Requirements — Note how many lines hold the string "shall" and give that number without any other words.

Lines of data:
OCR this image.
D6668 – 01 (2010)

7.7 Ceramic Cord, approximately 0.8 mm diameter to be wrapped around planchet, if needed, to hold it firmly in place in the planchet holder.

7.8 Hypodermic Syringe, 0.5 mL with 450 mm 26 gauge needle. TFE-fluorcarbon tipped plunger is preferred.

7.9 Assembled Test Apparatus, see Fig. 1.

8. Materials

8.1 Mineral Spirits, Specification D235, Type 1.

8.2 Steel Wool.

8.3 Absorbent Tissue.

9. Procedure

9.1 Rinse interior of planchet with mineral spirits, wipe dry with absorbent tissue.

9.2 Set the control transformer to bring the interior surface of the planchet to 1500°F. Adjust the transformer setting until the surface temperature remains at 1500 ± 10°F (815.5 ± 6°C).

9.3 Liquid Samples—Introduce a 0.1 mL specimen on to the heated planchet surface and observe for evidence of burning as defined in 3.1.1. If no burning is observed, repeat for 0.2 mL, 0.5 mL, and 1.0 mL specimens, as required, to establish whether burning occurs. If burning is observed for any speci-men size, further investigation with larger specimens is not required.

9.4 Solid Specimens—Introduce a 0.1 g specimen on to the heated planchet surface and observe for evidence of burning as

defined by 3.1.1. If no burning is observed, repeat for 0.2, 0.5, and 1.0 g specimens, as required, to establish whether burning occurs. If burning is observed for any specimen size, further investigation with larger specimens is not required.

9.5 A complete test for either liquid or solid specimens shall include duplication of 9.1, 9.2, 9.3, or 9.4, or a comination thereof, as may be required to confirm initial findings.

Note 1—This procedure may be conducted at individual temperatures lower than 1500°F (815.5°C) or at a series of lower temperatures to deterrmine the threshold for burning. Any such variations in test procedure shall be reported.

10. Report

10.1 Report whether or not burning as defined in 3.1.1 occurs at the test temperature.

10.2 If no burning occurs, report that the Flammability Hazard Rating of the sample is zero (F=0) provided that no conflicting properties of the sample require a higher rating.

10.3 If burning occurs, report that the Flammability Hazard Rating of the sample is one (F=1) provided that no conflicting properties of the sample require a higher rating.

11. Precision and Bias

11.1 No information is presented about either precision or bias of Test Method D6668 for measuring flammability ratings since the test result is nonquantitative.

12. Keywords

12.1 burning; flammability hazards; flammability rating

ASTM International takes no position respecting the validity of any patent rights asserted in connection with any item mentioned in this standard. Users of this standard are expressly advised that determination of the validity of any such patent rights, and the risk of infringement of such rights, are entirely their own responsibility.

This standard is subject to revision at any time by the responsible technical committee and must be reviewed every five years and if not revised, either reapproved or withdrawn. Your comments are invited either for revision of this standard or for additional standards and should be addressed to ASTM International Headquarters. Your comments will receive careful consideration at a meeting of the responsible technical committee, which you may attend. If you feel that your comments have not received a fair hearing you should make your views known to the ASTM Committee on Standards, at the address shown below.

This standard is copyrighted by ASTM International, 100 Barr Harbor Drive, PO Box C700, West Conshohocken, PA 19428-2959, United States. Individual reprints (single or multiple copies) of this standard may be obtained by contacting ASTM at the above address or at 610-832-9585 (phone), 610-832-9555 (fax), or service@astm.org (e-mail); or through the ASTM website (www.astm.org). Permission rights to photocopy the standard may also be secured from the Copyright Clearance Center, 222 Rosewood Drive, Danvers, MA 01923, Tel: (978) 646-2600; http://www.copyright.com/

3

Full solution — 2